[start of SOURCE MATERIAL]
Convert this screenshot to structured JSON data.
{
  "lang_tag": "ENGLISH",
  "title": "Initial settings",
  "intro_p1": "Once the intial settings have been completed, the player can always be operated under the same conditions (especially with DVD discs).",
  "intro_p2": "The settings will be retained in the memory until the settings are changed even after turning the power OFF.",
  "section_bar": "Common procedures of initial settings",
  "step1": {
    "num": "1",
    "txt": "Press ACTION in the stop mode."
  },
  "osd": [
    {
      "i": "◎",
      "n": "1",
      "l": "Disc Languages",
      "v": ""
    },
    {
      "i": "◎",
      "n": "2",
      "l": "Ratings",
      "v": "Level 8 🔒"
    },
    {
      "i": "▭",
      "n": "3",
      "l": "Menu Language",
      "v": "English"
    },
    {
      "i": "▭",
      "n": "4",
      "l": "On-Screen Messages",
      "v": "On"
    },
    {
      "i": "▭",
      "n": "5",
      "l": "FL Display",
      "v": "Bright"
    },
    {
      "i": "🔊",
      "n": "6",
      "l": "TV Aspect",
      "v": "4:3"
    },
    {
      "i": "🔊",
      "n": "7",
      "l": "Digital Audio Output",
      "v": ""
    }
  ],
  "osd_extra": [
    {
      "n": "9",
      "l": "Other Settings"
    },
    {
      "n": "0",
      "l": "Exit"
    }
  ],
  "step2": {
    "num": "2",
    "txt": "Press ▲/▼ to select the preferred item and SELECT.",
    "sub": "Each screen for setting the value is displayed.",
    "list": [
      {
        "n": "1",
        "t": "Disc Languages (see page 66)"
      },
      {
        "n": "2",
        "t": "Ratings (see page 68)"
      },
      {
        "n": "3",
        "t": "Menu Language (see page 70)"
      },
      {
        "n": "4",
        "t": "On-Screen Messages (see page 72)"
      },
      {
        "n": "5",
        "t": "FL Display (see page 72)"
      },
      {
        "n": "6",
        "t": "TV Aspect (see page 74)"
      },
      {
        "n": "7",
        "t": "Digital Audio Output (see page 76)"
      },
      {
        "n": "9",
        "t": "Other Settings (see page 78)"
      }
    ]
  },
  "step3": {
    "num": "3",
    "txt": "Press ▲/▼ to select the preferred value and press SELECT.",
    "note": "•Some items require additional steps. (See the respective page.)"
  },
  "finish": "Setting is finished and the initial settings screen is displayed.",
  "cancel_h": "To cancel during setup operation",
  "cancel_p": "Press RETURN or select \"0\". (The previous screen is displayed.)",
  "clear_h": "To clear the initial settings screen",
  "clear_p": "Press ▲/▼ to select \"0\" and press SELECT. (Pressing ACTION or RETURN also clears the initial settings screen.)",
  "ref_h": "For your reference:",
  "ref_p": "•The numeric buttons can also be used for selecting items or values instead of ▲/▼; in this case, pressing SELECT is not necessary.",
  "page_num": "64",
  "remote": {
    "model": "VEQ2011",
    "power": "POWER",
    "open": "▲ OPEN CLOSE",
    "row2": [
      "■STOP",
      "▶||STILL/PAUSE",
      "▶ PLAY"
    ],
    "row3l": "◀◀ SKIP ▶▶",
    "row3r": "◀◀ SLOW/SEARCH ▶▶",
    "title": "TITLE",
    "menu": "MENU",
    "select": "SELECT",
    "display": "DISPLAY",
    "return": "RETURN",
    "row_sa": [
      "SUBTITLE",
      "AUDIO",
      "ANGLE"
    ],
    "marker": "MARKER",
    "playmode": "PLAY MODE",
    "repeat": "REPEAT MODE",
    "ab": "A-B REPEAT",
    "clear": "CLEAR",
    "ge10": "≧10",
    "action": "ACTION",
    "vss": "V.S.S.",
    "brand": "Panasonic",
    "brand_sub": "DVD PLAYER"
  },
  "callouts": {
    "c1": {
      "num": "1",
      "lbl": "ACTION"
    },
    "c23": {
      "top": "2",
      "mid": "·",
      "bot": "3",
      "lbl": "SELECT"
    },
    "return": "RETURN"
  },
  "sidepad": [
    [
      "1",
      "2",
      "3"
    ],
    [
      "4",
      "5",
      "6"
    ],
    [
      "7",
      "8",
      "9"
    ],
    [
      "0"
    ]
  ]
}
[end of SOURCE MATERIAL]
[TASK STATEMENT] Extract all of the data above without altering anything.

[RESULT FOR THIS EXERCISE]
Convert this screenshot to structured JSON data.
{
  "lang_tag": "ENGLISH",
  "title": "Initial settings",
  "intro_p1": "Once the intial settings have been completed, the player can always be operated under the same conditions (especially with DVD discs).",
  "intro_p2": "The settings will be retained in the memory until the settings are changed even after turning the power OFF.",
  "section_bar": "Common procedures of initial settings",
  "step1": {
    "num": "1",
    "txt": "Press ACTION in the stop mode."
  },
  "osd": [
    {
      "i": "◎",
      "n": "1",
      "l": "Disc Languages",
      "v": ""
    },
    {
      "i": "◎",
      "n": "2",
      "l": "Ratings",
      "v": "Level 8 🔒"
    },
    {
      "i": "▭",
      "n": "3",
      "l": "Menu Language",
      "v": "English"
    },
    {
      "i": "▭",
      "n": "4",
      "l": "On-Screen Messages",
      "v": "On"
    },
    {
      "i": "▭",
      "n": "5",
      "l": "FL Display",
      "v": "Bright"
    },
    {
      "i": "🔊",
      "n": "6",
      "l": "TV Aspect",
      "v": "4:3"
    },
    {
      "i": "🔊",
      "n": "7",
      "l": "Digital Audio Output",
      "v": ""
    }
  ],
  "osd_extra": [
    {
      "n": "9",
      "l": "Other Settings"
    },
    {
      "n": "0",
      "l": "Exit"
    }
  ],
  "step2": {
    "num": "2",
    "txt": "Press ▲/▼ to select the preferred item and SELECT.",
    "sub": "Each screen for setting the value is displayed.",
    "list": [
      {
        "n": "1",
        "t": "Disc Languages (see page 66)"
      },
      {
        "n": "2",
        "t": "Ratings (see page 68)"
      },
      {
        "n": "3",
        "t": "Menu Language (see page 70)"
      },
      {
        "n": "4",
        "t": "On-Screen Messages (see page 72)"
      },
      {
        "n": "5",
        "t": "FL Display (see page 72)"
      },
      {
        "n": "6",
        "t": "TV Aspect (see page 74)"
      },
      {
        "n": "7",
        "t": "Digital Audio Output (see page 76)"
      },
      {
        "n": "9",
        "t": "Other Settings (see page 78)"
      }
    ]
  },
  "step3": {
    "num": "3",
    "txt": "Press ▲/▼ to select the preferred value and press SELECT.",
    "note": "•Some items require additional steps. (See the respective page.)"
  },
  "finish": "Setting is finished and the initial settings screen is displayed.",
  "cancel_h": "To cancel during setup operation",
  "cancel_p": "Press RETURN or select \"0\". (The previous screen is displayed.)",
  "clear_h": "To clear the initial settings screen",
  "clear_p": "Press ▲/▼ to select \"0\" and press SELECT. (Pressing ACTION or RETURN also clears the initial settings screen.)",
  "ref_h": "For your reference:",
  "ref_p": "•The numeric buttons can also be used for selecting items or values instead of ▲/▼; in this case, pressing SELECT is not necessary.",
  "page_num": "64",
  "remote": {
    "model": "VEQ2011",
    "power": "POWER",
    "open": "▲ OPEN CLOSE",
    "row2": [
      "■STOP",
      "▶||STILL/PAUSE",
      "▶ PLAY"
    ],
    "row3l": "◀◀ SKIP ▶▶",
    "row3r": "◀◀ SLOW/SEARCH ▶▶",
    "title": "TITLE",
    "menu": "MENU",
    "select": "SELECT",
    "display": "DISPLAY",
    "return": "RETURN",
    "row_sa": [
      "SUBTITLE",
      "AUDIO",
      "ANGLE"
    ],
    "marker": "MARKER",
    "playmode": "PLAY MODE",
    "repeat": "REPEAT MODE",
    "ab": "A-B REPEAT",
    "clear": "CLEAR",
    "ge10": "≧10",
    "action": "ACTION",
    "vss": "V.S.S.",
    "brand": "Panasonic",
    "brand_sub": "DVD PLAYER"
  },
  "callouts": {
    "c1": {
      "num": "1",
      "lbl": "ACTION"
    },
    "c23": {
      "top": "2",
      "mid": "·",
      "bot": "3",
      "lbl": "SELECT"
    },
    "return": "RETURN"
  },
  "sidepad": [
    [
      "1",
      "2",
      "3"
    ],
    [
      "4",
      "5",
      "6"
    ],
    [
      "7",
      "8",
      "9"
    ],
    [
      "0"
    ]
  ]
}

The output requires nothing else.